- WHAT YOU HAVE TO DO -
Rewrite the part of the records that opens with the line containing "Extract all elements" and closes with the line containing "nav-network[interactable]: Network [413,497,570,516]" as a Markdown table with the columns Row and Line. Give each line its row number, and leave out blank lines.

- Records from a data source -
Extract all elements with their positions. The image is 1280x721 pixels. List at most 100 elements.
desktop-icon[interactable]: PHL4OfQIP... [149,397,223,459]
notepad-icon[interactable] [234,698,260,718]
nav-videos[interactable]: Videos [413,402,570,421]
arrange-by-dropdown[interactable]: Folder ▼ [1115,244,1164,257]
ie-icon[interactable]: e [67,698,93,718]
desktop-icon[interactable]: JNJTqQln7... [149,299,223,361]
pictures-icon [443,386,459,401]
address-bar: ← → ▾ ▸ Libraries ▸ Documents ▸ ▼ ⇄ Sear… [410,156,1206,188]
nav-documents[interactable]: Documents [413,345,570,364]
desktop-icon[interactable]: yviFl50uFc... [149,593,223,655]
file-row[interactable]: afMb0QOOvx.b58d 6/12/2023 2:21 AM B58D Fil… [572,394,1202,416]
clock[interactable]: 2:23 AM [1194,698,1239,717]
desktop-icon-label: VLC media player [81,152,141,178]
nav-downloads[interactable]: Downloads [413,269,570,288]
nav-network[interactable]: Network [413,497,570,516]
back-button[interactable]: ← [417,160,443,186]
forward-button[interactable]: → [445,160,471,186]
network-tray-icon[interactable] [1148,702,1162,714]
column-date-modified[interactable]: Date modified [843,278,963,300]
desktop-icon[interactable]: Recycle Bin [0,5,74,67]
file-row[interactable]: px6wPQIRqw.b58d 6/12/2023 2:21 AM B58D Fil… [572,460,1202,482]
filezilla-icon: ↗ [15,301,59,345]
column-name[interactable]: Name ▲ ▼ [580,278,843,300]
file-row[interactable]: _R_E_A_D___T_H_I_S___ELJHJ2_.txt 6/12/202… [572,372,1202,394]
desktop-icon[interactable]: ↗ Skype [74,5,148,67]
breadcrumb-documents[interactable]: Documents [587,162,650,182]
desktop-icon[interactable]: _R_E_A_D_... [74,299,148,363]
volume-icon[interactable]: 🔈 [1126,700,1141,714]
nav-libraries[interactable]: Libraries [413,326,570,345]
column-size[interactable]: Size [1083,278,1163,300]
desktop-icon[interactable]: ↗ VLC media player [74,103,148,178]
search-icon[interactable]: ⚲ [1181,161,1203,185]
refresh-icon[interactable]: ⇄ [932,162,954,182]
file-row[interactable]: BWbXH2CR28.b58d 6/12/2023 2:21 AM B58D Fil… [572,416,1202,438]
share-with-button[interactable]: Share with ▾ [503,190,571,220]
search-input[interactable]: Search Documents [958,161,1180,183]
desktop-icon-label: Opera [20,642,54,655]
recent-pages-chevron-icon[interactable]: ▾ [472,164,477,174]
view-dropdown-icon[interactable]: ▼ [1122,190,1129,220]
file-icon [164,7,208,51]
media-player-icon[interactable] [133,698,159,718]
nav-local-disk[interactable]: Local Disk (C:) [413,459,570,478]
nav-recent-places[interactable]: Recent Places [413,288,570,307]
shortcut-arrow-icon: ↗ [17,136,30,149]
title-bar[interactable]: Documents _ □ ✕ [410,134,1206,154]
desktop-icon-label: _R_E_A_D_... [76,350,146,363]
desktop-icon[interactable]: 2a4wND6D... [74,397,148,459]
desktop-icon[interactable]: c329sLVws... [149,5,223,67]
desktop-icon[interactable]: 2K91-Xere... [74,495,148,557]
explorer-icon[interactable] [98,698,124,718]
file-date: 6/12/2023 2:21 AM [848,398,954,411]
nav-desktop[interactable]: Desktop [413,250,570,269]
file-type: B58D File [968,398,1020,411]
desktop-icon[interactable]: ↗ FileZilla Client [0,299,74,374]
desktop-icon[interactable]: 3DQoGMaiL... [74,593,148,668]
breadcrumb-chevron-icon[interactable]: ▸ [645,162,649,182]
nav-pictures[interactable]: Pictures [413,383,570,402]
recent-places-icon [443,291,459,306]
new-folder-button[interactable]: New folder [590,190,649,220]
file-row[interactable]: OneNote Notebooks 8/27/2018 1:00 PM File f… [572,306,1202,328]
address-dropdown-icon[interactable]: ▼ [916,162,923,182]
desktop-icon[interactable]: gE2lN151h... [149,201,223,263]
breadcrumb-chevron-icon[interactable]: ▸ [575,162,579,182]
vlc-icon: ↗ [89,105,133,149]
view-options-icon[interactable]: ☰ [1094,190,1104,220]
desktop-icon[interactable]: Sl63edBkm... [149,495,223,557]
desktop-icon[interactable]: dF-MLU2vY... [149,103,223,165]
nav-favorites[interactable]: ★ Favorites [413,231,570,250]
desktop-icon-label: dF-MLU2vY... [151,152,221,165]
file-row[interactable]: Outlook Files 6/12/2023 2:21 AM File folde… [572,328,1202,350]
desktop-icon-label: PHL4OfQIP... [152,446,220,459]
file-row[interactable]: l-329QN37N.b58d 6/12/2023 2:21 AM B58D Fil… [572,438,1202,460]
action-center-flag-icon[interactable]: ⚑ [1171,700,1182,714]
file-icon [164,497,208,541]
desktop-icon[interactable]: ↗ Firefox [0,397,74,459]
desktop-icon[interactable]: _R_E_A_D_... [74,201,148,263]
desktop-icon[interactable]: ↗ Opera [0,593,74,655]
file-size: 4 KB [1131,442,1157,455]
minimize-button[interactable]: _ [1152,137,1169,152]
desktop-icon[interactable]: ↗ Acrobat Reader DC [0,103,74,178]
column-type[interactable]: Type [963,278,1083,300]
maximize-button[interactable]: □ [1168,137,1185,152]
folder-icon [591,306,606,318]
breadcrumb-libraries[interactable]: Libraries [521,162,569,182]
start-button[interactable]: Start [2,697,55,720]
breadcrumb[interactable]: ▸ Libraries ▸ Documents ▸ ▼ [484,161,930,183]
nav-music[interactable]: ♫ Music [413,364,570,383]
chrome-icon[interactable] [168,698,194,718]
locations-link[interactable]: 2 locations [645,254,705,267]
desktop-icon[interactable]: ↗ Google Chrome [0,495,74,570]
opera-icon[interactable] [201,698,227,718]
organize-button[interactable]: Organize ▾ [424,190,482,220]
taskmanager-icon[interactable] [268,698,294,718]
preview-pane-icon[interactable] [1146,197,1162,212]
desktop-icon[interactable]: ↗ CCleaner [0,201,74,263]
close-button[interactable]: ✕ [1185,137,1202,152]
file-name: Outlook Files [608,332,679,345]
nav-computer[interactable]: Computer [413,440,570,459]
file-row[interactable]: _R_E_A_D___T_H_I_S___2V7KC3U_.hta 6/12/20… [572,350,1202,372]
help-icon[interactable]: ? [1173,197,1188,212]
--
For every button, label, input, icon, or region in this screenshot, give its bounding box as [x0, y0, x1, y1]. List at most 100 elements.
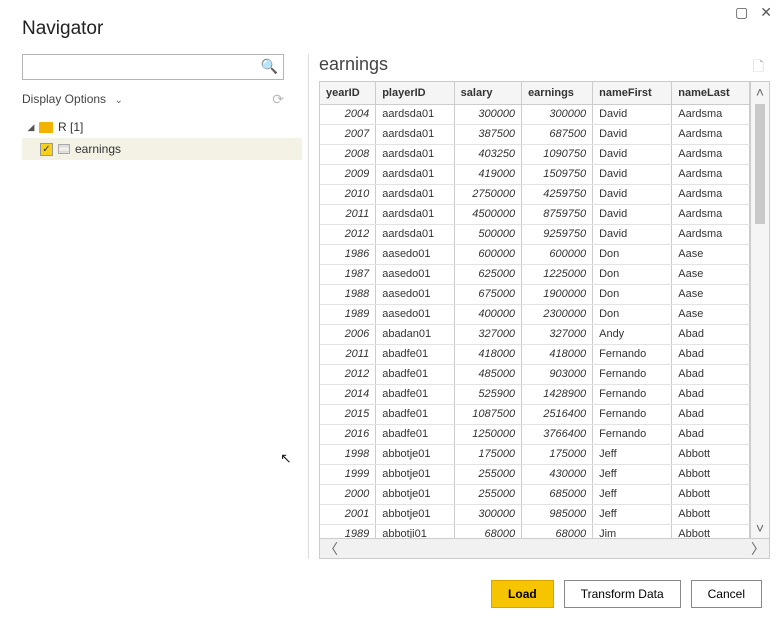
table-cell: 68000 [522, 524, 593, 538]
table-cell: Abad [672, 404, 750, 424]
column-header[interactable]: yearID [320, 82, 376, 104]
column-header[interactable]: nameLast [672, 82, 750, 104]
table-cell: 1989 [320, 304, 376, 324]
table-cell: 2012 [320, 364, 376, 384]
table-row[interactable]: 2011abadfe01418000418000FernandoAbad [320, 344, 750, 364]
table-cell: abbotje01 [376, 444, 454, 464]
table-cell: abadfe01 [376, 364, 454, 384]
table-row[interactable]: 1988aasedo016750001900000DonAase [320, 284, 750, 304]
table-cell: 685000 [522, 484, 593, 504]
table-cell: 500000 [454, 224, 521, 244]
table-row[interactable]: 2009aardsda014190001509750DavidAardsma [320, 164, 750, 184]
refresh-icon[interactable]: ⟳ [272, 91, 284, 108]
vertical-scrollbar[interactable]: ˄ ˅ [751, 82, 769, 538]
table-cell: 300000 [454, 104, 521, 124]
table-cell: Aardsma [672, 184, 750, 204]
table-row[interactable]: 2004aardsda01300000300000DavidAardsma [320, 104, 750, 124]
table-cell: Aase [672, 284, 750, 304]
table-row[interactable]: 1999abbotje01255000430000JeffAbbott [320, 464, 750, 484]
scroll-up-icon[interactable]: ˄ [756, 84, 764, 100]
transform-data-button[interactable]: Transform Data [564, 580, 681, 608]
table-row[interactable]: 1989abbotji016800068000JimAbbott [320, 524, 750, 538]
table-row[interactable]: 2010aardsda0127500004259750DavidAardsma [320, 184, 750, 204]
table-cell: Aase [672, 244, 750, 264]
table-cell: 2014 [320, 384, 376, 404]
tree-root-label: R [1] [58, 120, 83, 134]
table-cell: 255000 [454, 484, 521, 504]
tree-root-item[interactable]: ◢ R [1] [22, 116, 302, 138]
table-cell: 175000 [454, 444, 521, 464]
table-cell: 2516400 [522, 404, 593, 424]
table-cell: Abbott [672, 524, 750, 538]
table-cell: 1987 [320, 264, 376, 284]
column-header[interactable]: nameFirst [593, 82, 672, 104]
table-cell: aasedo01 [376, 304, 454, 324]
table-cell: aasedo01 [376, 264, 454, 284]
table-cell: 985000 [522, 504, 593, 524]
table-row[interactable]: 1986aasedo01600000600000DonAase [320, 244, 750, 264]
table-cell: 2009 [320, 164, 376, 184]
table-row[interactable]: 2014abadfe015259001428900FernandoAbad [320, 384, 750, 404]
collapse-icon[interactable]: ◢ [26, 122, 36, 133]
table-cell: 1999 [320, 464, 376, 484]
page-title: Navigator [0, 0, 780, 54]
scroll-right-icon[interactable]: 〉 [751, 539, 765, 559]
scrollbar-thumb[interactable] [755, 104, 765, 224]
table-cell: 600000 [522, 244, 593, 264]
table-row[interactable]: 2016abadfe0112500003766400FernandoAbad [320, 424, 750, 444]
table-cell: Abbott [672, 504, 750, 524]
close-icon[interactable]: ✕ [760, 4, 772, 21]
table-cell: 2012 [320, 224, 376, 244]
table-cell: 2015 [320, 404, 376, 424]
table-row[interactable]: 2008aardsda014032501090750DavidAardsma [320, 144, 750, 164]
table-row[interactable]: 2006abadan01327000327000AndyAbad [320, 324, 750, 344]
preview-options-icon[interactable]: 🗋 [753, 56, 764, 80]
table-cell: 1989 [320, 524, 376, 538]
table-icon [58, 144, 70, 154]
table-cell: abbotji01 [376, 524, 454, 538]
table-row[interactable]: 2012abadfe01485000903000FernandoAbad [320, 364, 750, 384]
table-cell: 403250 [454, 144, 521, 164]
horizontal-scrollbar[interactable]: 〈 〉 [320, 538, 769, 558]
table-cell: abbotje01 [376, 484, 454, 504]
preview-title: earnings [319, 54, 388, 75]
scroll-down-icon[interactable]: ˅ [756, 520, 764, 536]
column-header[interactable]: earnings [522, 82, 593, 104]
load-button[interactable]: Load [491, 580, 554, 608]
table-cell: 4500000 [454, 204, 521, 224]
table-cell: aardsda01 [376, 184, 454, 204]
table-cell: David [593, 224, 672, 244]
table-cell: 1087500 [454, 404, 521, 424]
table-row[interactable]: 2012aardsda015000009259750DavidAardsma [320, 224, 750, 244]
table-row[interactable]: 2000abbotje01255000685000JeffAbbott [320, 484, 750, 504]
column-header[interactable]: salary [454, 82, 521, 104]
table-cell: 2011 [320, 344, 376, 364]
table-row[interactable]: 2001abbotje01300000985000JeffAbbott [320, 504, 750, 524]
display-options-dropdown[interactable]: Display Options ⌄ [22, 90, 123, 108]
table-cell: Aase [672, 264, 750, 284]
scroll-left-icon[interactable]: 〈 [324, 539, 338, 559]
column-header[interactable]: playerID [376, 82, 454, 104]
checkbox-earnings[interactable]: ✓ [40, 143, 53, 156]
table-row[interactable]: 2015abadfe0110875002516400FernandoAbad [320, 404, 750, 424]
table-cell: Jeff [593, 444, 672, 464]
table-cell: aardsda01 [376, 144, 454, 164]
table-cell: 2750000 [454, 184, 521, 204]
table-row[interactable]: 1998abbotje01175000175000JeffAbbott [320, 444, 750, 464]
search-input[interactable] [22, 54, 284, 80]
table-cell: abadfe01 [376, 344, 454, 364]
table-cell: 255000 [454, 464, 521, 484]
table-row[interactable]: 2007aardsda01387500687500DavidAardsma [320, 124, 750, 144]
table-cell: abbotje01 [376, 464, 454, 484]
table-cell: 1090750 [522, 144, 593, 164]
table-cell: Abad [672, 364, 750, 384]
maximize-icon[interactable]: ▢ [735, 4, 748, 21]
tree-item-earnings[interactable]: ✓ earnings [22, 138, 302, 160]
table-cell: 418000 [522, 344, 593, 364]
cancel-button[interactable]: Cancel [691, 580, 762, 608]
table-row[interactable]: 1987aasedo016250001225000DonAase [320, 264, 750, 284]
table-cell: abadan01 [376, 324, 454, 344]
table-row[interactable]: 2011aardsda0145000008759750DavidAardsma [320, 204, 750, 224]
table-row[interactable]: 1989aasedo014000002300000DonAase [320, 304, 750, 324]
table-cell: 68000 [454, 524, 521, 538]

- IN RESPONSE -
| Row | Line |
|---|---|
| 1 | Extract all elements with their positions. The image is 1280x721 pixels. List at most 100 elements. |
| 2 | desktop-icon[interactable]: PHL4OfQIP... [149,397,223,459] |
| 3 | notepad-icon[interactable] [234,698,260,718] |
| 4 | nav-videos[interactable]: Videos [413,402,570,421] |
| 5 | arrange-by-dropdown[interactable]: Folder ▼ [1115,244,1164,257] |
| 6 | ie-icon[interactable]: e [67,698,93,718] |
| 7 | desktop-icon[interactable]: JNJTqQln7... [149,299,223,361] |
| 8 | pictures-icon [443,386,459,401] |
| 9 | address-bar: ← → ▾ ▸ Libraries ▸ Documents ▸ ▼ ⇄ Sear… [410,156,1206,188] |
| 10 | nav-documents[interactable]: Documents [413,345,570,364] |
| 11 | desktop-icon[interactable]: yviFl50uFc... [149,593,223,655] |
| 12 | file-row[interactable]: afMb0QOOvx.b58d 6/12/2023 2:21 AM B58D Fil… [572,394,1202,416] |
| 13 | clock[interactable]: 2:23 AM [1194,698,1239,717] |
| 14 | desktop-icon-label: VLC media player [81,152,141,178] |
| 15 | nav-downloads[interactable]: Downloads [413,269,570,288] |
| 16 | nav-network[interactable]: Network [413,497,570,516] |